• GOAL
Quote the data below in full, minus the images.
__________
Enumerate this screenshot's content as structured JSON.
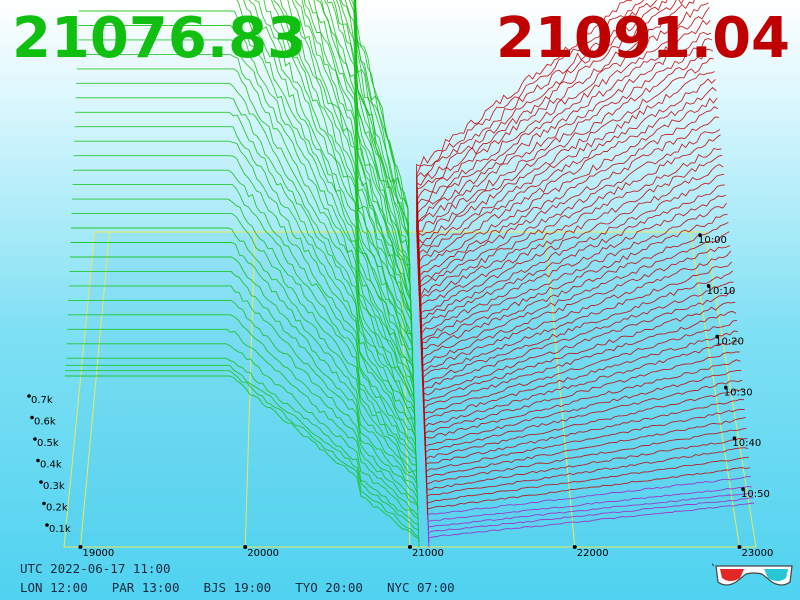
{
  "header": {
    "bid_price": "21076.83",
    "ask_price": "21091.04",
    "bid_color": "#10bf10",
    "ask_color": "#c00000"
  },
  "footer": {
    "utc": "UTC 2022-06-17 11:00",
    "timezones": [
      "LON 12:00",
      "PAR 13:00",
      "BJS 19:00",
      "TYO 20:00",
      "NYC 07:00"
    ]
  },
  "icons": {
    "stereo": "3d-glasses-icon"
  },
  "chart_data": {
    "type": "line",
    "description_kind": "order-book depth (3D)",
    "price_axis": {
      "ticks": [
        19000,
        20000,
        21000,
        22000,
        23000
      ],
      "range": [
        18900,
        23100
      ]
    },
    "volume_axis": {
      "ticks": [
        "0.1k",
        "0.2k",
        "0.3k",
        "0.4k",
        "0.5k",
        "0.6k",
        "0.7k"
      ],
      "values": [
        100,
        200,
        300,
        400,
        500,
        600,
        700
      ]
    },
    "time_axis": {
      "ticks": [
        "10:00",
        "10:10",
        "10:20",
        "10:30",
        "10:40",
        "10:50"
      ]
    },
    "bid_side": {
      "color": "#10bf10",
      "price_range": [
        18900,
        21050
      ]
    },
    "ask_side": {
      "color": "#c00000",
      "price_range": [
        21050,
        23100
      ]
    },
    "spread_mid": 21084,
    "grid": true
  }
}
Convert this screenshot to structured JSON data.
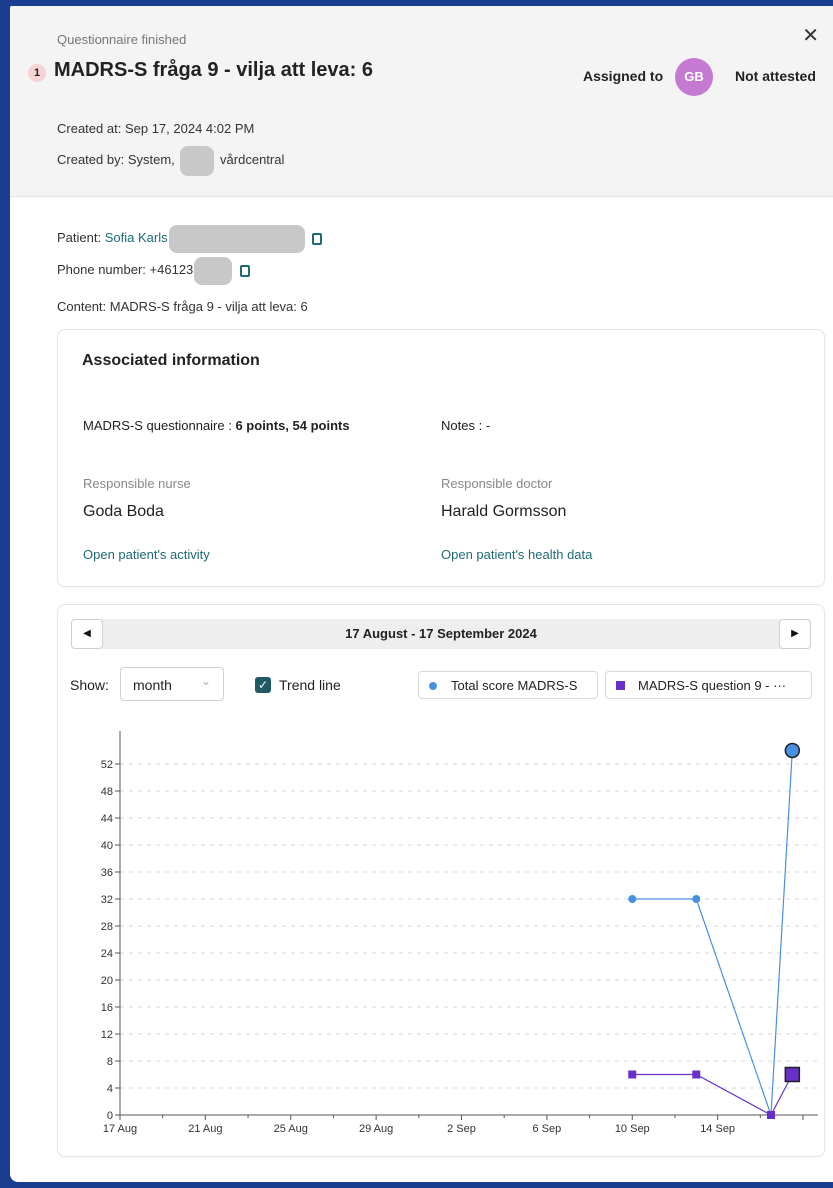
{
  "header": {
    "status": "Questionnaire finished",
    "priority": "1",
    "title": "MADRS-S fråga 9 - vilja att leva: 6",
    "assigned_label": "Assigned to",
    "assignee_initials": "GB",
    "attest_status": "Not attested",
    "created_at_label": "Created at:",
    "created_at": "Sep 17, 2024 4:02 PM",
    "created_by_label": "Created by:",
    "created_by_prefix": "System,",
    "created_by_suffix": "vårdcentral"
  },
  "details": {
    "patient_label": "Patient:",
    "patient_name": "Sofia Karls",
    "phone_label": "Phone number:",
    "phone": "+46123",
    "content_label": "Content:",
    "content": "MADRS-S fråga 9 - vilja att leva: 6"
  },
  "associated": {
    "title": "Associated information",
    "questionnaire_label": "MADRS-S questionnaire :",
    "questionnaire_value": "6 points, 54 points",
    "notes_label": "Notes :",
    "notes_value": "-",
    "nurse_label": "Responsible nurse",
    "nurse_name": "Goda Boda",
    "doctor_label": "Responsible doctor",
    "doctor_name": "Harald Gormsson",
    "activity_link": "Open patient's activity",
    "health_link": "Open patient's health data"
  },
  "chart_controls": {
    "date_range": "17 August - 17 September 2024",
    "prev_icon": "caret-left-icon",
    "next_icon": "caret-right-icon",
    "show_label": "Show:",
    "period": "month",
    "trend_label": "Trend line",
    "trend_checked": true,
    "legend_total": "Total score MADRS-S",
    "legend_q9": "MADRS-S question 9 - ···"
  },
  "colors": {
    "accent_teal": "#1f6b75",
    "total_series": "#4a90e2",
    "q9_series": "#6a2fc8",
    "avatar": "#c47ad1"
  },
  "chart_data": {
    "type": "line",
    "x_ticks": [
      "17 Aug",
      "21 Aug",
      "25 Aug",
      "29 Aug",
      "2 Sep",
      "6 Sep",
      "10 Sep",
      "14 Sep"
    ],
    "y_ticks": [
      0,
      4,
      8,
      12,
      16,
      20,
      24,
      28,
      32,
      36,
      40,
      44,
      48,
      52
    ],
    "ylim": [
      0,
      56
    ],
    "xlim_days": [
      0,
      32
    ],
    "grid": true,
    "series": [
      {
        "name": "Total score MADRS-S",
        "color": "#4a90e2",
        "marker": "circle",
        "points": [
          {
            "day": 24,
            "y": 32
          },
          {
            "day": 27,
            "y": 32
          },
          {
            "day": 30.5,
            "y": 0
          },
          {
            "day": 31.5,
            "y": 54
          }
        ]
      },
      {
        "name": "MADRS-S question 9 - ···",
        "color": "#6a2fc8",
        "marker": "square",
        "points": [
          {
            "day": 24,
            "y": 6
          },
          {
            "day": 27,
            "y": 6
          },
          {
            "day": 30.5,
            "y": 0
          },
          {
            "day": 31.5,
            "y": 6
          }
        ]
      }
    ]
  }
}
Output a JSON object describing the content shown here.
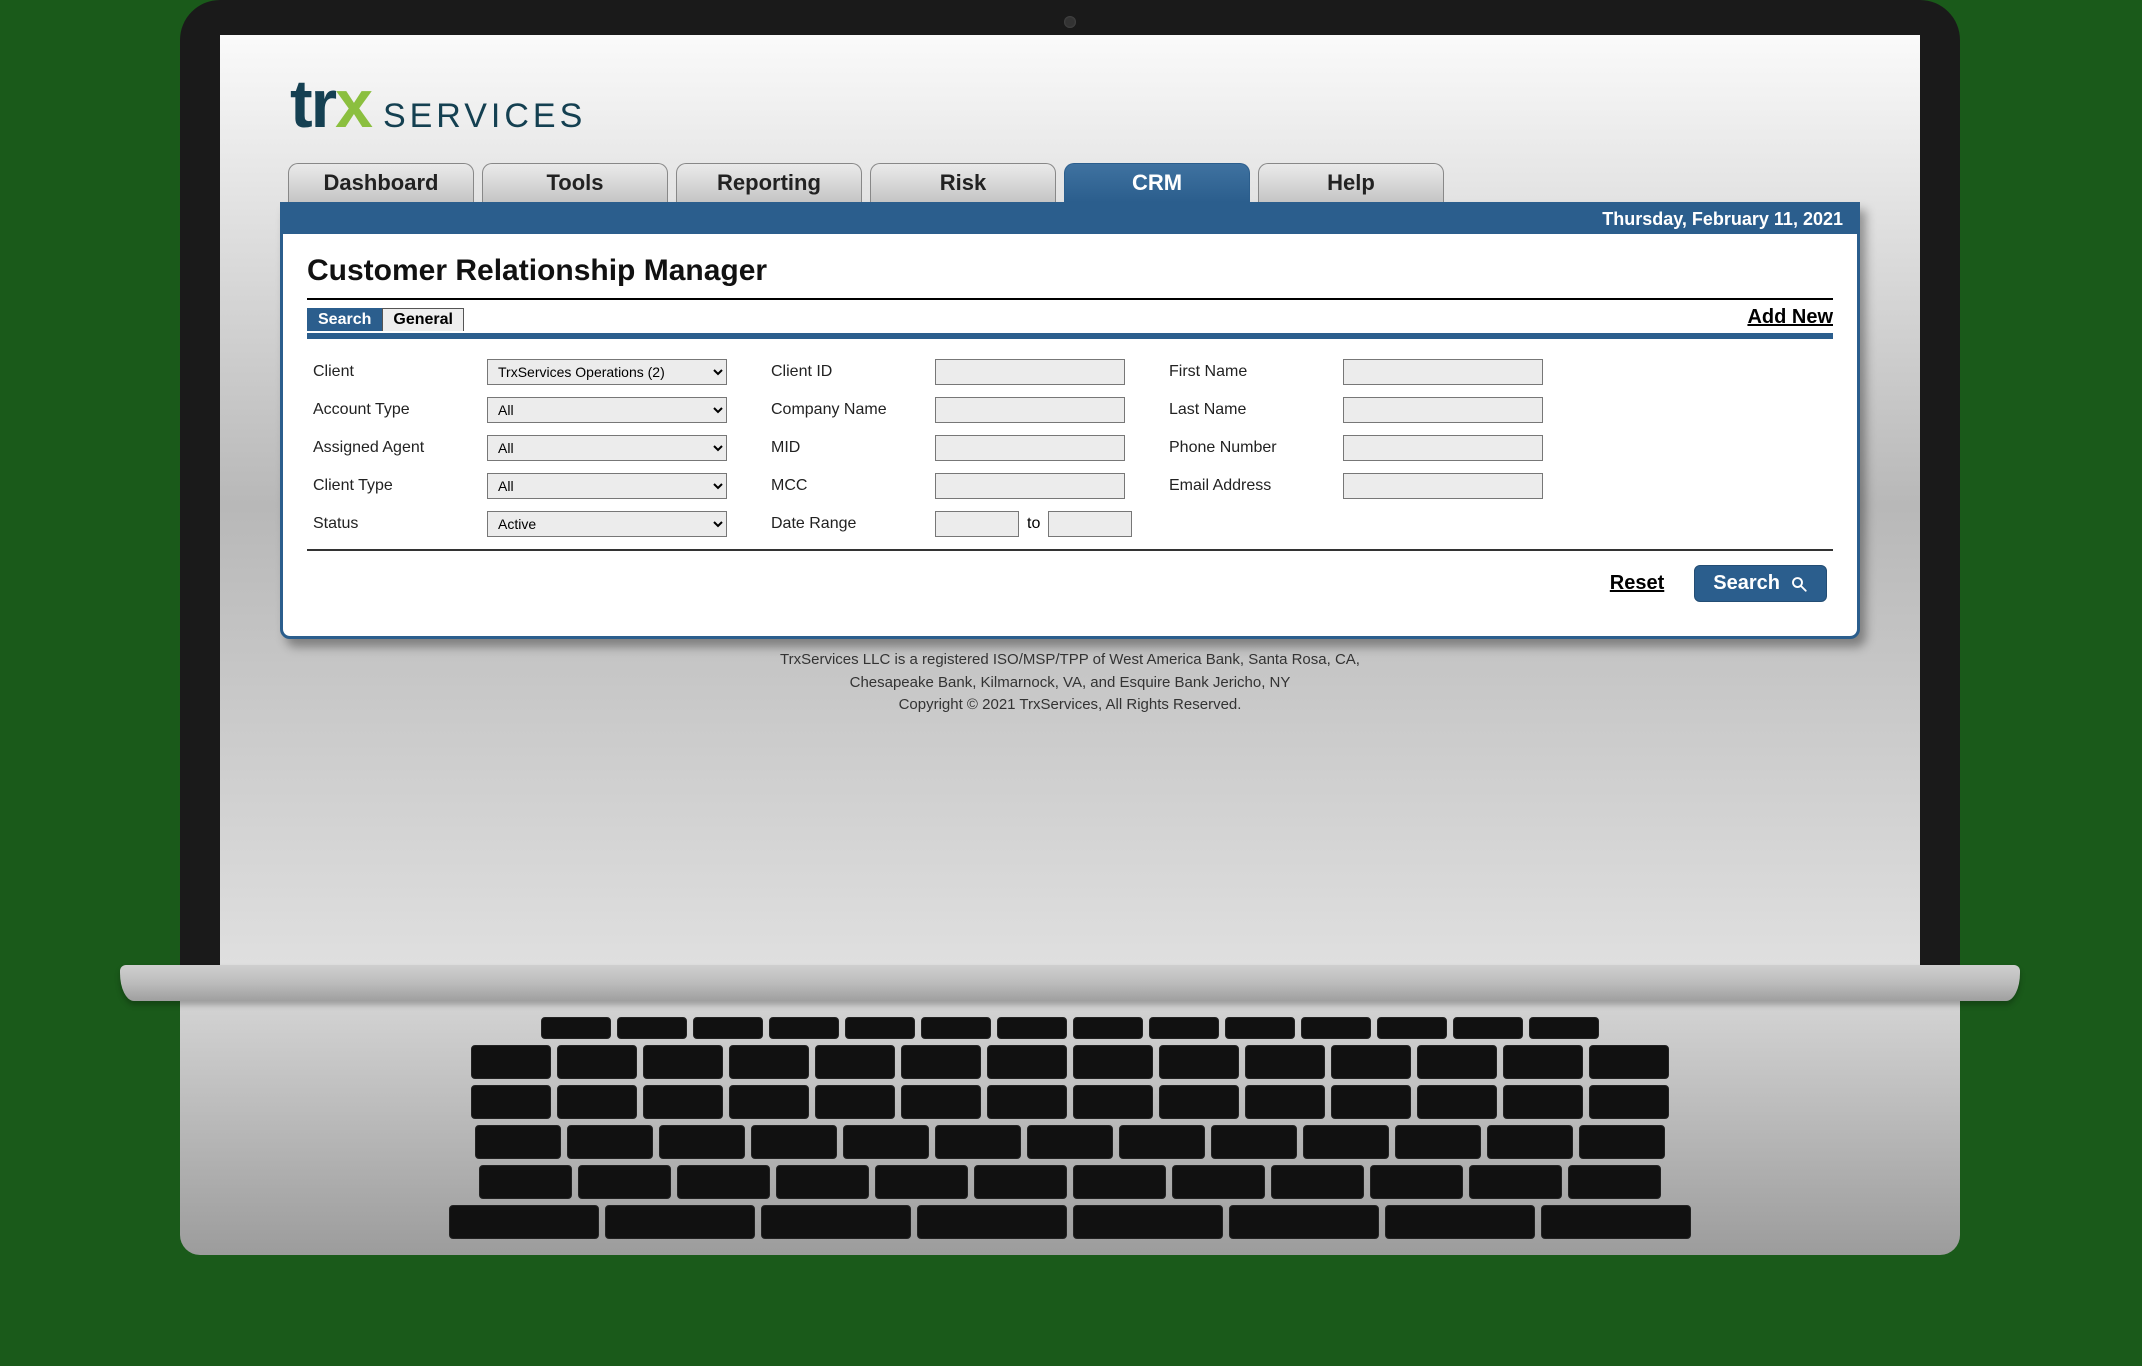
{
  "brand": {
    "trx": "trx",
    "services": "SERVICES"
  },
  "nav": {
    "tabs": [
      "Dashboard",
      "Tools",
      "Reporting",
      "Risk",
      "CRM",
      "Help"
    ],
    "active_index": 4
  },
  "header": {
    "date": "Thursday, February 11, 2021",
    "title": "Customer Relationship Manager"
  },
  "subtabs": {
    "items": [
      "Search",
      "General"
    ],
    "active_index": 0,
    "add_new": "Add New"
  },
  "form": {
    "left": {
      "client": {
        "label": "Client",
        "value": "TrxServices Operations (2)"
      },
      "account_type": {
        "label": "Account Type",
        "value": "All"
      },
      "assigned_agent": {
        "label": "Assigned Agent",
        "value": "All"
      },
      "client_type": {
        "label": "Client Type",
        "value": "All"
      },
      "status": {
        "label": "Status",
        "value": "Active"
      }
    },
    "mid": {
      "client_id": {
        "label": "Client ID",
        "value": ""
      },
      "company_name": {
        "label": "Company Name",
        "value": ""
      },
      "mid": {
        "label": "MID",
        "value": ""
      },
      "mcc": {
        "label": "MCC",
        "value": ""
      },
      "date_range": {
        "label": "Date Range",
        "from": "",
        "to_label": "to",
        "to": ""
      }
    },
    "right": {
      "first_name": {
        "label": "First Name",
        "value": ""
      },
      "last_name": {
        "label": "Last Name",
        "value": ""
      },
      "phone": {
        "label": "Phone Number",
        "value": ""
      },
      "email": {
        "label": "Email Address",
        "value": ""
      }
    }
  },
  "actions": {
    "reset": "Reset",
    "search": "Search"
  },
  "footer": {
    "line1": "TrxServices LLC is a registered ISO/MSP/TPP of West America Bank, Santa Rosa, CA,",
    "line2": "Chesapeake Bank, Kilmarnock, VA, and Esquire Bank Jericho, NY",
    "line3": "Copyright © 2021 TrxServices, All Rights Reserved."
  }
}
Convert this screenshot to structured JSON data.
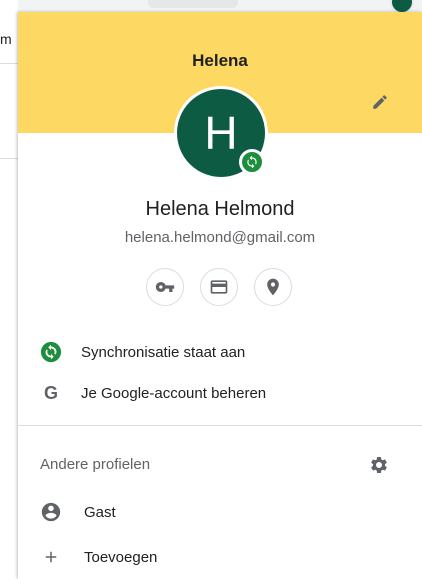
__________
• REPLY TO THE EXERCISE
Enumerate this screenshot's content as structured JSON.
{
  "header": {
    "bid_price": "21076.83",
    "ask_price": "21091.04",
    "bid_color": "#10bf10",
    "ask_color": "#c00000"
  },
  "footer": {
    "utc": "UTC 2022-06-17 11:00",
    "timezones": [
      "LON 12:00",
      "PAR 13:00",
      "BJS 19:00",
      "TYO 20:00",
      "NYC 07:00"
    ]
  },
  "icons": {
    "stereo": "3d-glasses-icon"
  },
  "chart_data": {
    "type": "line",
    "description_kind": "order-book depth (3D)",
    "price_axis": {
      "ticks": [
        19000,
        20000,
        21000,
        22000,
        23000
      ],
      "range": [
        18900,
        23100
      ]
    },
    "volume_axis": {
      "ticks": [
        "0.1k",
        "0.2k",
        "0.3k",
        "0.4k",
        "0.5k",
        "0.6k",
        "0.7k"
      ],
      "values": [
        100,
        200,
        300,
        400,
        500,
        600,
        700
      ]
    },
    "time_axis": {
      "ticks": [
        "10:00",
        "10:10",
        "10:20",
        "10:30",
        "10:40",
        "10:50"
      ]
    },
    "bid_side": {
      "color": "#10bf10",
      "price_range": [
        18900,
        21050
      ]
    },
    "ask_side": {
      "color": "#c00000",
      "price_range": [
        21050,
        23100
      ]
    },
    "spread_mid": 21084,
    "grid": true
  }
}
Convert this screenshot to structured JSON data.
{
  "header": {
    "status": "Questionnaire finished",
    "priority": "1",
    "title": "MADRS-S fråga 9 - vilja att leva: 6",
    "assigned_label": "Assigned to",
    "assignee_initials": "GB",
    "attest_status": "Not attested",
    "created_at_label": "Created at:",
    "created_at": "Sep 17, 2024 4:02 PM",
    "created_by_label": "Created by:",
    "created_by_prefix": "System,",
    "created_by_suffix": "vårdcentral"
  },
  "details": {
    "patient_label": "Patient:",
    "patient_name": "Sofia Karls",
    "phone_label": "Phone number:",
    "phone": "+46123",
    "content_label": "Content:",
    "content": "MADRS-S fråga 9 - vilja att leva: 6"
  },
  "associated": {
    "title": "Associated information",
    "questionnaire_label": "MADRS-S questionnaire :",
    "questionnaire_value": "6 points, 54 points",
    "notes_label": "Notes :",
    "notes_value": "-",
    "nurse_label": "Responsible nurse",
    "nurse_name": "Goda Boda",
    "doctor_label": "Responsible doctor",
    "doctor_name": "Harald Gormsson",
    "activity_link": "Open patient's activity",
    "health_link": "Open patient's health data"
  },
  "chart_controls": {
    "date_range": "17 August - 17 September 2024",
    "prev_icon": "caret-left-icon",
    "next_icon": "caret-right-icon",
    "show_label": "Show:",
    "period": "month",
    "trend_label": "Trend line",
    "trend_checked": true,
    "legend_total": "Total score MADRS-S",
    "legend_q9": "MADRS-S question 9 - ···"
  },
  "colors": {
    "accent_teal": "#1f6b75",
    "total_series": "#4a90e2",
    "q9_series": "#6a2fc8",
    "avatar": "#c47ad1"
  },
  "chart_data": {
    "type": "line",
    "x_ticks": [
      "17 Aug",
      "21 Aug",
      "25 Aug",
      "29 Aug",
      "2 Sep",
      "6 Sep",
      "10 Sep",
      "14 Sep"
    ],
    "y_ticks": [
      0,
      4,
      8,
      12,
      16,
      20,
      24,
      28,
      32,
      36,
      40,
      44,
      48,
      52
    ],
    "ylim": [
      0,
      56
    ],
    "xlim_days": [
      0,
      32
    ],
    "grid": true,
    "series": [
      {
        "name": "Total score MADRS-S",
        "color": "#4a90e2",
        "marker": "circle",
        "points": [
          {
            "day": 24,
            "y": 32
          },
          {
            "day": 27,
            "y": 32
          },
          {
            "day": 30.5,
            "y": 0
          },
          {
            "day": 31.5,
            "y": 54
          }
        ]
      },
      {
        "name": "MADRS-S question 9 - ···",
        "color": "#6a2fc8",
        "marker": "square",
        "points": [
          {
            "day": 24,
            "y": 6
          },
          {
            "day": 27,
            "y": 6
          },
          {
            "day": 30.5,
            "y": 0
          },
          {
            "day": 31.5,
            "y": 6
          }
        ]
      }
    ]
  }
}
Output a JSON object describing the content shown here.
{
  "brand": {
    "trx": "trx",
    "services": "SERVICES"
  },
  "nav": {
    "tabs": [
      "Dashboard",
      "Tools",
      "Reporting",
      "Risk",
      "CRM",
      "Help"
    ],
    "active_index": 4
  },
  "header": {
    "date": "Thursday, February 11, 2021",
    "title": "Customer Relationship Manager"
  },
  "subtabs": {
    "items": [
      "Search",
      "General"
    ],
    "active_index": 0,
    "add_new": "Add New"
  },
  "form": {
    "left": {
      "client": {
        "label": "Client",
        "value": "TrxServices Operations (2)"
      },
      "account_type": {
        "label": "Account Type",
        "value": "All"
      },
      "assigned_agent": {
        "label": "Assigned Agent",
        "value": "All"
      },
      "client_type": {
        "label": "Client Type",
        "value": "All"
      },
      "status": {
        "label": "Status",
        "value": "Active"
      }
    },
    "mid": {
      "client_id": {
        "label": "Client ID",
        "value": ""
      },
      "company_name": {
        "label": "Company Name",
        "value": ""
      },
      "mid": {
        "label": "MID",
        "value": ""
      },
      "mcc": {
        "label": "MCC",
        "value": ""
      },
      "date_range": {
        "label": "Date Range",
        "from": "",
        "to_label": "to",
        "to": ""
      }
    },
    "right": {
      "first_name": {
        "label": "First Name",
        "value": ""
      },
      "last_name": {
        "label": "Last Name",
        "value": ""
      },
      "phone": {
        "label": "Phone Number",
        "value": ""
      },
      "email": {
        "label": "Email Address",
        "value": ""
      }
    }
  },
  "actions": {
    "reset": "Reset",
    "search": "Search"
  },
  "footer": {
    "line1": "TrxServices LLC is a registered ISO/MSP/TPP of West America Bank, Santa Rosa, CA,",
    "line2": "Chesapeake Bank, Kilmarnock, VA, and Esquire Bank Jericho, NY",
    "line3": "Copyright © 2021 TrxServices, All Rights Reserved."
  }
}
Convert this screenshot to structured JSON data.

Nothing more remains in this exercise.